→ **STATED EXERCISE**
Work through the material below line by line and say how many lines include the word "heading". Only the number, please.

Dataset entries on figures
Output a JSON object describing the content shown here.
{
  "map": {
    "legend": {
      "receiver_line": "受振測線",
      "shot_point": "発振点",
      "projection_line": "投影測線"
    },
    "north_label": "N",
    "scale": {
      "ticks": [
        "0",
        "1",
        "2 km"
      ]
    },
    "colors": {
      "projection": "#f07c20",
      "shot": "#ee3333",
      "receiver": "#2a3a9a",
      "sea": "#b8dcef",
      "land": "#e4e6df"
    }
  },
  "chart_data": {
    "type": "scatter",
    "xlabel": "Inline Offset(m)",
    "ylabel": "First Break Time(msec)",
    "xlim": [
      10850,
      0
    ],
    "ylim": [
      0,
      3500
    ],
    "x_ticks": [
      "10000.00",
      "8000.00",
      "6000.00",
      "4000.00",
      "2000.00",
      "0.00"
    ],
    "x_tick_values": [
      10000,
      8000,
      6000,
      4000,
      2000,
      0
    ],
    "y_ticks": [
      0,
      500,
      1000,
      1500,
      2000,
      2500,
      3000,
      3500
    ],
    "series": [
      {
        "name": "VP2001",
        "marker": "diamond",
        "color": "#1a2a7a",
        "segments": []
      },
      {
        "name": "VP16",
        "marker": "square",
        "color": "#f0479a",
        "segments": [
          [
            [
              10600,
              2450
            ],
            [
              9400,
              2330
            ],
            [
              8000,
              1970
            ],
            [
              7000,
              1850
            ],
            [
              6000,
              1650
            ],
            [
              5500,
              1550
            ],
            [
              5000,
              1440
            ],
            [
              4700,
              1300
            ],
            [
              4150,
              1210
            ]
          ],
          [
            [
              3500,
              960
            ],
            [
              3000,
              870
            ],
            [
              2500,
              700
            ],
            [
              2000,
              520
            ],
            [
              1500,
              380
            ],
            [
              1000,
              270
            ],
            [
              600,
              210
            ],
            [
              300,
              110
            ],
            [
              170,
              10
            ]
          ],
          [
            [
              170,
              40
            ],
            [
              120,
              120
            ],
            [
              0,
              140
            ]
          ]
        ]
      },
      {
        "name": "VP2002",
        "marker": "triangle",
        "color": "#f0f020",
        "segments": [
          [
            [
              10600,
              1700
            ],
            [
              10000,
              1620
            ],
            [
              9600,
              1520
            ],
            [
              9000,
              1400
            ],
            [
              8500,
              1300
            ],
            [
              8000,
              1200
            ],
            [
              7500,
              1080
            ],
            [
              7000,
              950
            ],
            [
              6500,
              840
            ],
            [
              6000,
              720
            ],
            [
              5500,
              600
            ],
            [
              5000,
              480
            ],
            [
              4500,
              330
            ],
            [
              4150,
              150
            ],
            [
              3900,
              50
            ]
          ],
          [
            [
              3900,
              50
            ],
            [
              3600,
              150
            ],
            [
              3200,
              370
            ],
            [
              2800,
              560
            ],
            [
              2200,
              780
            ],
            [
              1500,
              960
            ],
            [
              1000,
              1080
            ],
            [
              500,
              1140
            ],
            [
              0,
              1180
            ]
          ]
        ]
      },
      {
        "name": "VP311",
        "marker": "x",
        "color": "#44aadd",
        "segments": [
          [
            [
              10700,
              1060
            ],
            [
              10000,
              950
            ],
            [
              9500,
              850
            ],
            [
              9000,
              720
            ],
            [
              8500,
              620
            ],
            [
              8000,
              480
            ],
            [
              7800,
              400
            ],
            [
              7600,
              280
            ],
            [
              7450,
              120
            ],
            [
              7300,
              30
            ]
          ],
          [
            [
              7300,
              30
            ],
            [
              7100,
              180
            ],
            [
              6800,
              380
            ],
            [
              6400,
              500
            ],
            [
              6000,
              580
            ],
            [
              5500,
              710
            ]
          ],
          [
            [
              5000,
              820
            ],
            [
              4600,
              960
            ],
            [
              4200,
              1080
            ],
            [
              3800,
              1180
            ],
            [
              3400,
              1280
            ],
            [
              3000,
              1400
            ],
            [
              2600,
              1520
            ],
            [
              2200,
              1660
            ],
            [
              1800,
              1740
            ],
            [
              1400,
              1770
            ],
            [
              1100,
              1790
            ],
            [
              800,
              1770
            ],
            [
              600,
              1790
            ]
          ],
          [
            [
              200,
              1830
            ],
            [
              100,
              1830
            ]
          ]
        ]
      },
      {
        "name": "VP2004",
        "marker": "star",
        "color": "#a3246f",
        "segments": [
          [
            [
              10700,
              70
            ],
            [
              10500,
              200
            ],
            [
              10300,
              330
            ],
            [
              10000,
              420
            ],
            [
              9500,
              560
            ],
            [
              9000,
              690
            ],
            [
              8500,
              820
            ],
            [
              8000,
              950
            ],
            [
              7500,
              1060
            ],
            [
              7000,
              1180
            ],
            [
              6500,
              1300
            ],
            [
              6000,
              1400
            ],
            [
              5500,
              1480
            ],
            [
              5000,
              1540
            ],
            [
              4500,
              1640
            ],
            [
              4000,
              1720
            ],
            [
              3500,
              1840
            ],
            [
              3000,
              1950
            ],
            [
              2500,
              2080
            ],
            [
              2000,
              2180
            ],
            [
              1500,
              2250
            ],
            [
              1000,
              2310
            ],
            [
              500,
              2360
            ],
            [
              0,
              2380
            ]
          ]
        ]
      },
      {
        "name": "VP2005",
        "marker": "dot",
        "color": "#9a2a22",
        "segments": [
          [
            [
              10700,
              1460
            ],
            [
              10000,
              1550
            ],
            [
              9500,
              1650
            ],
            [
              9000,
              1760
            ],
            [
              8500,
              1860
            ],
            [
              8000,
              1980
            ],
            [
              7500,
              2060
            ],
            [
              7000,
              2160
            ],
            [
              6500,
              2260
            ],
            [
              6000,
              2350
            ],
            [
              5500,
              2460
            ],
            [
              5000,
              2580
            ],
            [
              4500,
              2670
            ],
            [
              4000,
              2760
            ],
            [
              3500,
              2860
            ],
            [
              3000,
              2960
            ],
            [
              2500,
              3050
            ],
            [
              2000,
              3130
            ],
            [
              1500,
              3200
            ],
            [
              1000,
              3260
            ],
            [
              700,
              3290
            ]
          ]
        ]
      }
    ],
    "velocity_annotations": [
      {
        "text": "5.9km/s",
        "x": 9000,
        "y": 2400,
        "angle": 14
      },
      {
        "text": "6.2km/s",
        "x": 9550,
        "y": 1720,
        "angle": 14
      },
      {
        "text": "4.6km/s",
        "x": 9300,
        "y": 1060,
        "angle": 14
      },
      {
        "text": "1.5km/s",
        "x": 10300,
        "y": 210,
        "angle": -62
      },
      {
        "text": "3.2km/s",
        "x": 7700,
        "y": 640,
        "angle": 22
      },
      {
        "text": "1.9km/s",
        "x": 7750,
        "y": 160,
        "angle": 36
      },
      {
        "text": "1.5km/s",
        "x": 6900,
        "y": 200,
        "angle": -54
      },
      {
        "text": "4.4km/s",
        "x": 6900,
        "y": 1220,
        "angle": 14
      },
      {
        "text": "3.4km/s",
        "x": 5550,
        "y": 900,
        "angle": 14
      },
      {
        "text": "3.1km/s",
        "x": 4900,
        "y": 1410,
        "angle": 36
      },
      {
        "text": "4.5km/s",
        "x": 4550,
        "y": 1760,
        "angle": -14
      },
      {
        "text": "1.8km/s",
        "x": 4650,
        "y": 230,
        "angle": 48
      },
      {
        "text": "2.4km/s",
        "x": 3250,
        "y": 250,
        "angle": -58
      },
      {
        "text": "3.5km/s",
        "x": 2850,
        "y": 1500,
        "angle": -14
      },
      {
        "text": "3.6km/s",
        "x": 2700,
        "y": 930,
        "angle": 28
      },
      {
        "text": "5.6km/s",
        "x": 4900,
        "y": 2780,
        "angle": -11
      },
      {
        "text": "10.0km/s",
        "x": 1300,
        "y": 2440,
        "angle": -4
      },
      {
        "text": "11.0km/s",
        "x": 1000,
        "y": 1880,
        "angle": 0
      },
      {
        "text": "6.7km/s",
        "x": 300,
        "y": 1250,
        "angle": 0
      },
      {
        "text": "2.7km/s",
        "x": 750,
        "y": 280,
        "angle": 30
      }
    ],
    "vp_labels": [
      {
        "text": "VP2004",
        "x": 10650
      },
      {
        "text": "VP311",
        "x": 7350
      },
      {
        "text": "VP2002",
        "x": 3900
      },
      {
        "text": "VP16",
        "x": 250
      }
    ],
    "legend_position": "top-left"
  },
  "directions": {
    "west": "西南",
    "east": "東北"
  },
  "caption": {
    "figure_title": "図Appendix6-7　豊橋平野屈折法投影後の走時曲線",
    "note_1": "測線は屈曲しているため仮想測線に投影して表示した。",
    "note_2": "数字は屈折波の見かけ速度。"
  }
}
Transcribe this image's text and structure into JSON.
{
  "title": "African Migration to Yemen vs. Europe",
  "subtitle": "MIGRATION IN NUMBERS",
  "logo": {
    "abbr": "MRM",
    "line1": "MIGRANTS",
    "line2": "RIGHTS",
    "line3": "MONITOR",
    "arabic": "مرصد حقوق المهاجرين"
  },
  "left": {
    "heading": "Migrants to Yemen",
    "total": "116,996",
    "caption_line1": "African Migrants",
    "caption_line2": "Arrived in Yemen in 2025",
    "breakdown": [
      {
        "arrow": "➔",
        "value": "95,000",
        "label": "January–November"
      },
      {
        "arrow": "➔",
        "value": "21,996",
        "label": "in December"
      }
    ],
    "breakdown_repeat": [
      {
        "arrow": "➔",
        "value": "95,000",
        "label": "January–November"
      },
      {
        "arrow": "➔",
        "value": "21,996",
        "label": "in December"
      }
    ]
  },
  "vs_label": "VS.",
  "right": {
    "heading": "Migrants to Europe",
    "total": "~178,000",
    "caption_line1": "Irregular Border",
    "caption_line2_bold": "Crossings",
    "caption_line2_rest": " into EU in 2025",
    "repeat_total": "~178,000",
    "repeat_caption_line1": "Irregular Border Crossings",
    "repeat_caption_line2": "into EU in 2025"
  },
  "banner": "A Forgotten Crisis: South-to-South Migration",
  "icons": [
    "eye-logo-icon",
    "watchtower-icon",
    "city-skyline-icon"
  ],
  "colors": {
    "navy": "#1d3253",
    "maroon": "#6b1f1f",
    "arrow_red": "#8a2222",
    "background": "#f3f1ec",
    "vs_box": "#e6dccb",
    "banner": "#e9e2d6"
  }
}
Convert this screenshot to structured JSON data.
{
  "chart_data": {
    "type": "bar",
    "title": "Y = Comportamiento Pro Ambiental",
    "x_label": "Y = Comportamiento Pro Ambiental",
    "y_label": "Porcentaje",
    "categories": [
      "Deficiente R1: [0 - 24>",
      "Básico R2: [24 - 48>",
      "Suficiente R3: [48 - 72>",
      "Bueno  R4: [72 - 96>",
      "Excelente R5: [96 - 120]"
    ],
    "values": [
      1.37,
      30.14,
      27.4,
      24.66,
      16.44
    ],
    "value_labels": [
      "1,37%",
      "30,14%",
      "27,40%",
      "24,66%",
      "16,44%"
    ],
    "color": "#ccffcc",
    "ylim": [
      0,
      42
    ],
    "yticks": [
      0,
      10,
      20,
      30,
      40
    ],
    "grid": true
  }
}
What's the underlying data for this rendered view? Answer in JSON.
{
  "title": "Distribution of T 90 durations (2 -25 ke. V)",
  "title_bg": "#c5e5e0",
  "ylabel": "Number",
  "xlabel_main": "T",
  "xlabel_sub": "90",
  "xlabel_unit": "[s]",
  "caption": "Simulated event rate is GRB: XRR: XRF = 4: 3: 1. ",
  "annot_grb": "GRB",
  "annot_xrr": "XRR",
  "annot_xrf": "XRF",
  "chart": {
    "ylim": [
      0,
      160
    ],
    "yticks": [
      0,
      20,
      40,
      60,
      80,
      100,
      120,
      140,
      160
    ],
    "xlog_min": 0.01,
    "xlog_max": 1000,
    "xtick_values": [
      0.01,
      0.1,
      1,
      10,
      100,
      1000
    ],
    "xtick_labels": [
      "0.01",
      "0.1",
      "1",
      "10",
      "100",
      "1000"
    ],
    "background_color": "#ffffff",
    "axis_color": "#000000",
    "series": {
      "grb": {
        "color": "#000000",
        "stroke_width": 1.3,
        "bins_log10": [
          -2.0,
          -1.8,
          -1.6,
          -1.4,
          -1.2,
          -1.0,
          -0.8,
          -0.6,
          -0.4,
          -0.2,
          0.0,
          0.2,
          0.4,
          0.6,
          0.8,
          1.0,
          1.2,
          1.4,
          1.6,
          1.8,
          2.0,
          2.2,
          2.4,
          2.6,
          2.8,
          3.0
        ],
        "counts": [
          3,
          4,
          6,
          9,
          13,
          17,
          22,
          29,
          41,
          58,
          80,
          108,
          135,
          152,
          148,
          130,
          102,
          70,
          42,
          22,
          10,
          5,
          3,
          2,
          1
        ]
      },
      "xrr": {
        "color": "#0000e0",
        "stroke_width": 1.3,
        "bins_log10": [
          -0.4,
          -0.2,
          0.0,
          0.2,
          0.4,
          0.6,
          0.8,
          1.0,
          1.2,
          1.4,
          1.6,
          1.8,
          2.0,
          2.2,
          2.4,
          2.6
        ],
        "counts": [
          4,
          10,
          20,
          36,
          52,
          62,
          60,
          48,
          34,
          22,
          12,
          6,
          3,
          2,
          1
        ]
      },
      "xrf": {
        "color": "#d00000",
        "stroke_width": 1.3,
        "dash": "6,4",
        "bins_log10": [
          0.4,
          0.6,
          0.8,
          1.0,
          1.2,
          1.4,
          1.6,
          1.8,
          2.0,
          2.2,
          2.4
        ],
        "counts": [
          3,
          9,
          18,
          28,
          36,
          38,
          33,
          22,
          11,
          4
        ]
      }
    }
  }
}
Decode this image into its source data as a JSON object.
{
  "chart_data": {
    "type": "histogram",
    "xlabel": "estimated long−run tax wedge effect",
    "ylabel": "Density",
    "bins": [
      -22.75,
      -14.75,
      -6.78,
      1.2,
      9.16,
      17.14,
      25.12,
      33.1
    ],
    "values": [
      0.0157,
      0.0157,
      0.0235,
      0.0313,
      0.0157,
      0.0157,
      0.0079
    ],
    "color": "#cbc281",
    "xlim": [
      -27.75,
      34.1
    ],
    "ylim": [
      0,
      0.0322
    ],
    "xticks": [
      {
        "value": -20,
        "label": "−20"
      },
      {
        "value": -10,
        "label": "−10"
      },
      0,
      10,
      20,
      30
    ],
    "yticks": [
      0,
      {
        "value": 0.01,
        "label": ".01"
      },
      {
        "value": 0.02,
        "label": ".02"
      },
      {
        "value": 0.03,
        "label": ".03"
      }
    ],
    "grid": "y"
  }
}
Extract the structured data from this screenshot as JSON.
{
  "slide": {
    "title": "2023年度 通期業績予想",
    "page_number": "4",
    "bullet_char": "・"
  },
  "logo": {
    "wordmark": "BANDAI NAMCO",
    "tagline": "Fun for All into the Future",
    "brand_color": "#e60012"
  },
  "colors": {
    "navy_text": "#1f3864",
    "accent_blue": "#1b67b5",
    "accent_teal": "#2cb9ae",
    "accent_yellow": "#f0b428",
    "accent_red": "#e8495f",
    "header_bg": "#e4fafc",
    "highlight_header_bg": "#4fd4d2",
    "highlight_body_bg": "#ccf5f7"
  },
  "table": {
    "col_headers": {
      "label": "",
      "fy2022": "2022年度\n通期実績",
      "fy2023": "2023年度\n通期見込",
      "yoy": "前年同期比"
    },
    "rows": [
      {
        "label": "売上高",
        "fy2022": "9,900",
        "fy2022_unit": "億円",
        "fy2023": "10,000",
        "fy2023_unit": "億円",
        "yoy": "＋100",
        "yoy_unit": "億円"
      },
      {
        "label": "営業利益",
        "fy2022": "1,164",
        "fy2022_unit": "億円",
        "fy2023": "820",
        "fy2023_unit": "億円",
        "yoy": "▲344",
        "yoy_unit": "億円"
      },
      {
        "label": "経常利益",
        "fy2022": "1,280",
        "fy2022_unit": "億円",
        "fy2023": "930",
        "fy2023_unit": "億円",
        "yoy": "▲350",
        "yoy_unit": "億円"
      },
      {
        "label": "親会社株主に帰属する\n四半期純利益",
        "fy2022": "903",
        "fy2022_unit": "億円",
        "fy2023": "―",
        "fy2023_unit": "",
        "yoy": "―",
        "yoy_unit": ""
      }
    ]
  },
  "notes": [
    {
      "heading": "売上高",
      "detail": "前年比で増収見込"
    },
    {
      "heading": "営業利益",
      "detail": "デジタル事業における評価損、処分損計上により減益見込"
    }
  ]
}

→ **SOLUTION**
4